§ Task statement
From the listing below, copy every line with the word "DMSO".

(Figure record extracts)
-- Start --

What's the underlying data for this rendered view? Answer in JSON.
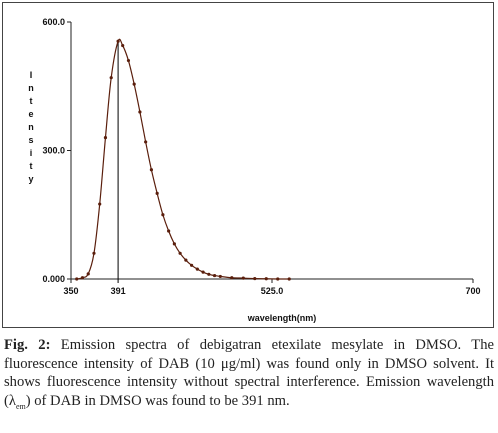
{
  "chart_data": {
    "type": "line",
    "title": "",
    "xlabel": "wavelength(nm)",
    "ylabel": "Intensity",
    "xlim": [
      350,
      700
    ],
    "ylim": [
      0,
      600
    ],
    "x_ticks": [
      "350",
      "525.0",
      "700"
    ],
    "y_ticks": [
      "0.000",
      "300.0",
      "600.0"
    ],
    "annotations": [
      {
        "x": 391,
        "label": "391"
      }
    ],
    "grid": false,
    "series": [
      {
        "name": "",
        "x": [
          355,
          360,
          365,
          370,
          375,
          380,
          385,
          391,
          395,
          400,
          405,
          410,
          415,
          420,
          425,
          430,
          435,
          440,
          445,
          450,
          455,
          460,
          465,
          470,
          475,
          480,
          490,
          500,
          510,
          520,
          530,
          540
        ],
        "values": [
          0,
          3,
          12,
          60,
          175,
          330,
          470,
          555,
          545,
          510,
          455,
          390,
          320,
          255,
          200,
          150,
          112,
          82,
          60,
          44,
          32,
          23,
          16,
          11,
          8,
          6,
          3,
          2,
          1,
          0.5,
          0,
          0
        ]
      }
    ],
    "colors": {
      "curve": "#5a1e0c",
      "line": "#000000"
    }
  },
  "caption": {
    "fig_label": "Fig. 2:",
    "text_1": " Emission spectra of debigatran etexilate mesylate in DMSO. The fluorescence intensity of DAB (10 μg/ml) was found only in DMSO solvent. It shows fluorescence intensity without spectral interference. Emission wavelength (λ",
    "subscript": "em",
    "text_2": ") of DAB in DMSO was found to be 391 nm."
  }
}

-- End --
-- Start --

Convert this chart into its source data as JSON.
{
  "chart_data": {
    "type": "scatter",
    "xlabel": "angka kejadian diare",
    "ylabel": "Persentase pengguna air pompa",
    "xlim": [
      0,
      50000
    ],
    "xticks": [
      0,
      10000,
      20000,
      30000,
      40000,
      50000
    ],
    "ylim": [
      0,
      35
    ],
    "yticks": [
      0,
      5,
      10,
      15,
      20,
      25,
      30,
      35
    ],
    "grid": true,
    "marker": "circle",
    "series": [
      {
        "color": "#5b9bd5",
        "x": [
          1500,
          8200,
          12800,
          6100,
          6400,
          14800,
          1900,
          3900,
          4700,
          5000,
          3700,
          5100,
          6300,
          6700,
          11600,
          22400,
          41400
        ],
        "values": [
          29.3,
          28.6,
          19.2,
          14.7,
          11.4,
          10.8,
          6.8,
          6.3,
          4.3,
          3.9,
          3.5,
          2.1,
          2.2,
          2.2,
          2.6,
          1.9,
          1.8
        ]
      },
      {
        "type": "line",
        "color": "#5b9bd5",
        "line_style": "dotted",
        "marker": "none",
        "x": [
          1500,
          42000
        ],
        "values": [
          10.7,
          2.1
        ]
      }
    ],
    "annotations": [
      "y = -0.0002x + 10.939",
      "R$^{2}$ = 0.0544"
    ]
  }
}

-- End --
-- Start --

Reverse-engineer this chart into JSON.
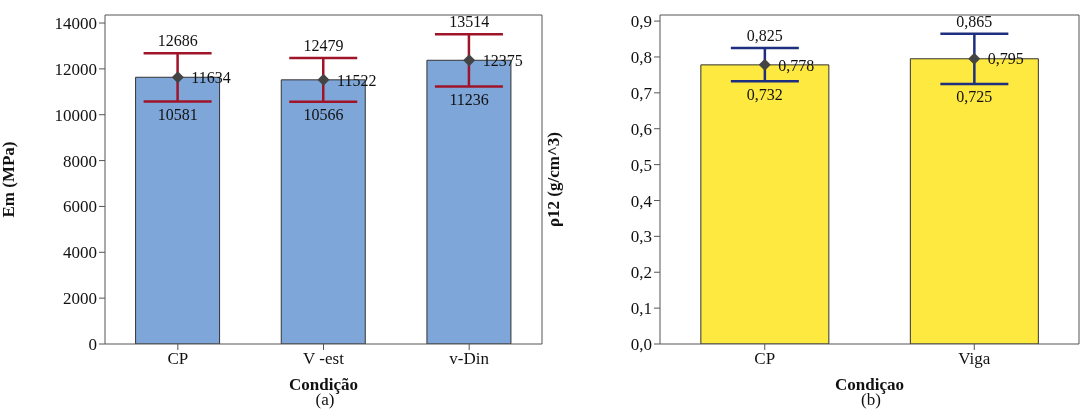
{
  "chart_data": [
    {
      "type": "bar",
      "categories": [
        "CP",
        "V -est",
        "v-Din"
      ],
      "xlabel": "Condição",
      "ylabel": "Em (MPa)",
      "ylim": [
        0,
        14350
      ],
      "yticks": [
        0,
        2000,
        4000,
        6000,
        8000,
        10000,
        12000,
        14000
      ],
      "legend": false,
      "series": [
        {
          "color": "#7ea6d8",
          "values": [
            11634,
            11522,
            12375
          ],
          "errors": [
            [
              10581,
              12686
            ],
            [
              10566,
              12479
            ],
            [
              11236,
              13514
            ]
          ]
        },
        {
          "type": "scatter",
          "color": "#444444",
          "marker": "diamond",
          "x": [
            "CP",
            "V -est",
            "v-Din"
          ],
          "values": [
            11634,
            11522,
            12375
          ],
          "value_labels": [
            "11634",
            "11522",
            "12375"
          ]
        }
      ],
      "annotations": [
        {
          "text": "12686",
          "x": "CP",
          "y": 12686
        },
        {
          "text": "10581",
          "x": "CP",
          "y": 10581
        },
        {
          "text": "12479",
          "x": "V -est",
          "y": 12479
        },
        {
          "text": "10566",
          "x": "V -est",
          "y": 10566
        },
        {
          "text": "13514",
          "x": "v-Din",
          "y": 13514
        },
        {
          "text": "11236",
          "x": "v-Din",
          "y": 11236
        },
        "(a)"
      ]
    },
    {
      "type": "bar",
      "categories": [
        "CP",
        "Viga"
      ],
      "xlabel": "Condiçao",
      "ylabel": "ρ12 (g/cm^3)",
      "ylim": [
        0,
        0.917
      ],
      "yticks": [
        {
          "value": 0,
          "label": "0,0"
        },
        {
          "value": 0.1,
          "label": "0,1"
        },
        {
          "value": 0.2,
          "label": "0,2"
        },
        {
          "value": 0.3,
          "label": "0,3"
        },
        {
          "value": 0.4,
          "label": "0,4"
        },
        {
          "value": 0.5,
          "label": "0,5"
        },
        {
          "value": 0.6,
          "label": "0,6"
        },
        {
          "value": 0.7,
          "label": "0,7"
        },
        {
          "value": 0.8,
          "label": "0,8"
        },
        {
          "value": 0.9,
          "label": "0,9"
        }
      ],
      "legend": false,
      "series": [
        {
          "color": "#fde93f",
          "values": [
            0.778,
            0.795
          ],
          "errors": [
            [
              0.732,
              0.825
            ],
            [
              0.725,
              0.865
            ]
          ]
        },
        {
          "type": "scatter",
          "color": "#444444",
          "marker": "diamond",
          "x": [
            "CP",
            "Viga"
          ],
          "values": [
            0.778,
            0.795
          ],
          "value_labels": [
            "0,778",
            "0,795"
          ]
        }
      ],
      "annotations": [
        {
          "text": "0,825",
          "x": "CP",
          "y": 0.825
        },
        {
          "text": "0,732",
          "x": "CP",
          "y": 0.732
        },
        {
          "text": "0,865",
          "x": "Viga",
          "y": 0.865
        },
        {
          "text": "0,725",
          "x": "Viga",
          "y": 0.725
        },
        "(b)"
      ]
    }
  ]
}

-- End --

§ Output of the task
    "text_1": " Emission spectra of debigatran etexilate mesylate in DMSO. The fluorescence intensity of DAB (10 μg/ml) was found only in DMSO solvent. It shows fluorescence intensity without spectral interference. Emission wavelength (λ",
    "text_2": ") of DAB in DMSO was found to be 391 nm."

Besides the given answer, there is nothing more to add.